### Exercise description
Give only one thing: the number of lines that include the word "title".

### Records shown
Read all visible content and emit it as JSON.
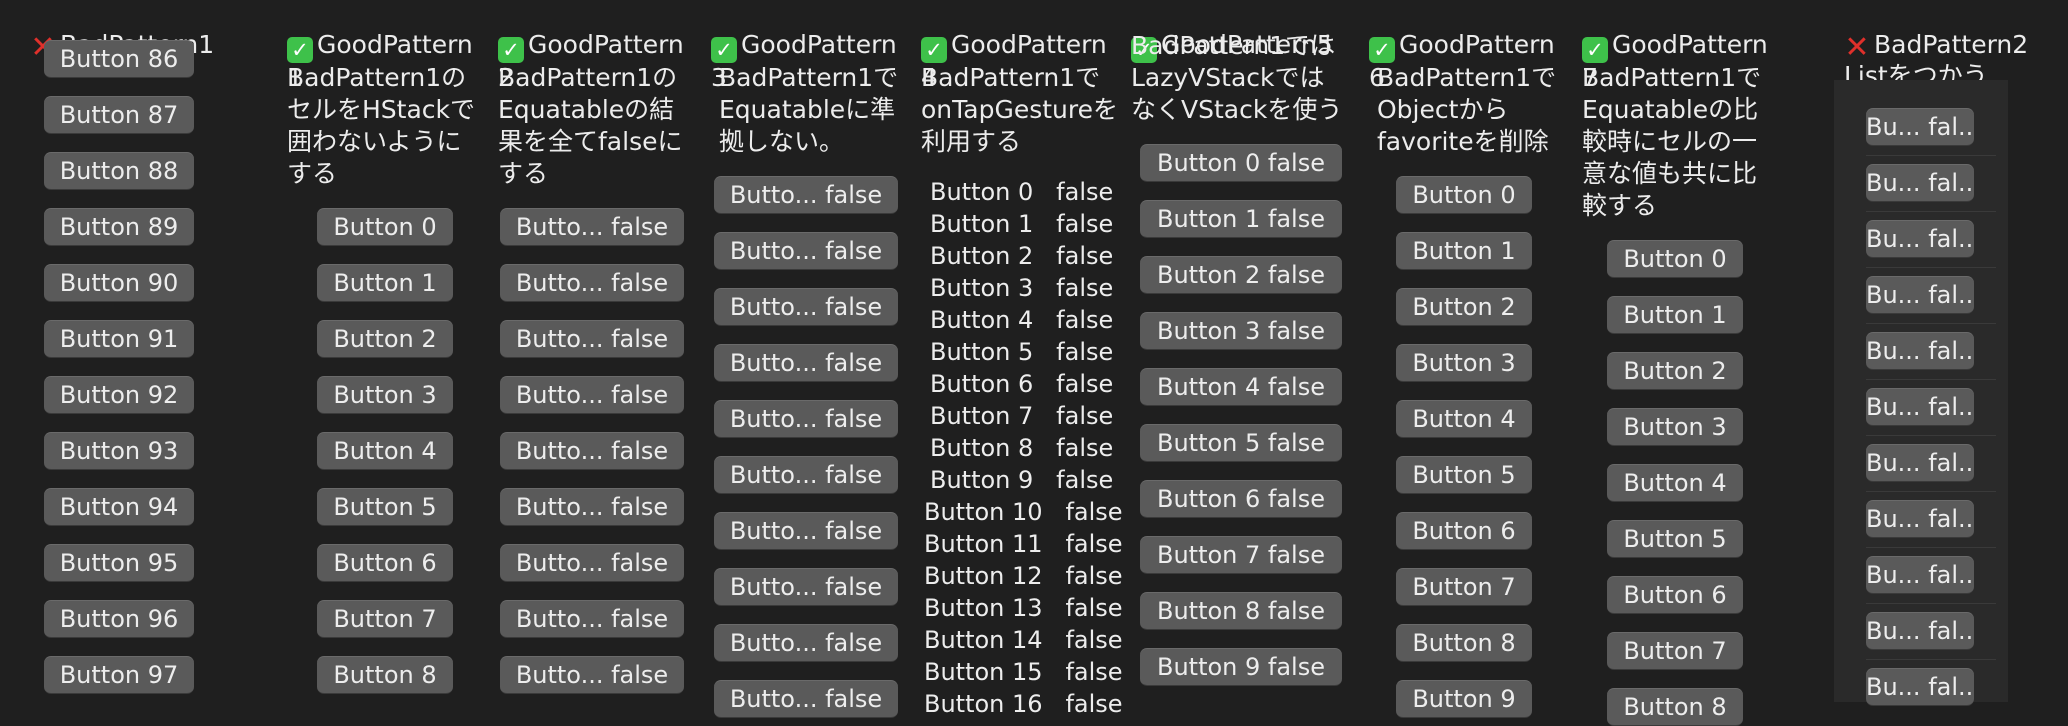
{
  "columns": [
    {
      "title": "BadPattern1",
      "status": "bad"
    },
    {
      "title": "GoodPattern\n1",
      "status": "good",
      "description": "BadPattern1の\nセルをHStackで\n囲わないように\nする"
    },
    {
      "title": "GoodPattern\n2",
      "status": "good",
      "description": "BadPattern1の\nEquatableの結\n果を全てfalseに\nする"
    },
    {
      "title": "GoodPattern\n3",
      "status": "good",
      "description": "BadPattern1で\nEquatableに準\n拠しない。"
    },
    {
      "title": "GoodPattern\n4",
      "status": "good",
      "description": "BadPattern1で\nonTapGestureを\n利用する"
    },
    {
      "title": "GoodPattern5",
      "status": "good",
      "description": "BadPattern1では\nLazyVStackでは\nなくVStackを使う"
    },
    {
      "title": "GoodPattern\n6",
      "status": "good",
      "description": "BadPattern1で\nObjectから\nfavoriteを削除"
    },
    {
      "title": "GoodPattern\n7",
      "status": "good",
      "description": "BadPattern1で\nEquatableの比\n較時にセルの一\n意な値も共に比\n較する"
    },
    {
      "title": "BadPattern2\nListをつかう",
      "status": "bad"
    }
  ],
  "bad1_buttons": [
    "Button 86",
    "Button 87",
    "Button 88",
    "Button 89",
    "Button 90",
    "Button 91",
    "Button 92",
    "Button 93",
    "Button 94",
    "Button 95",
    "Button 96",
    "Button 97"
  ],
  "good1_buttons": [
    "Button 0",
    "Button 1",
    "Button 2",
    "Button 3",
    "Button 4",
    "Button 5",
    "Button 6",
    "Button 7",
    "Button 8"
  ],
  "good2_buttons": [
    "Butto... false",
    "Butto... false",
    "Butto... false",
    "Butto... false",
    "Butto... false",
    "Butto... false",
    "Butto... false",
    "Butto... false",
    "Butto... false"
  ],
  "good3_buttons": [
    "Butto... false",
    "Butto... false",
    "Butto... false",
    "Butto... false",
    "Butto... false",
    "Butto... false",
    "Butto... false",
    "Butto... false",
    "Butto... false",
    "Butto... false"
  ],
  "good4_rows": [
    "Button 0   false",
    "Button 1   false",
    "Button 2   false",
    "Button 3   false",
    "Button 4   false",
    "Button 5   false",
    "Button 6   false",
    "Button 7   false",
    "Button 8   false",
    "Button 9   false",
    "Button 10   false",
    "Button 11   false",
    "Button 12   false",
    "Button 13   false",
    "Button 14   false",
    "Button 15   false",
    "Button 16   false"
  ],
  "good5_buttons": [
    "Button 0 false",
    "Button 1 false",
    "Button 2 false",
    "Button 3 false",
    "Button 4 false",
    "Button 5 false",
    "Button 6 false",
    "Button 7 false",
    "Button 8 false",
    "Button 9 false"
  ],
  "good6_buttons": [
    "Button 0",
    "Button 1",
    "Button 2",
    "Button 3",
    "Button 4",
    "Button 5",
    "Button 6",
    "Button 7",
    "Button 8",
    "Button 9"
  ],
  "good7_buttons": [
    "Button 0",
    "Button 1",
    "Button 2",
    "Button 3",
    "Button 4",
    "Button 5",
    "Button 6",
    "Button 7",
    "Button 8"
  ],
  "bad2_buttons": [
    "Bu... fal...",
    "Bu... fal...",
    "Bu... fal...",
    "Bu... fal...",
    "Bu... fal...",
    "Bu... fal...",
    "Bu... fal...",
    "Bu... fal...",
    "Bu... fal...",
    "Bu... fal...",
    "Bu... fal..."
  ]
}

### Completed task
9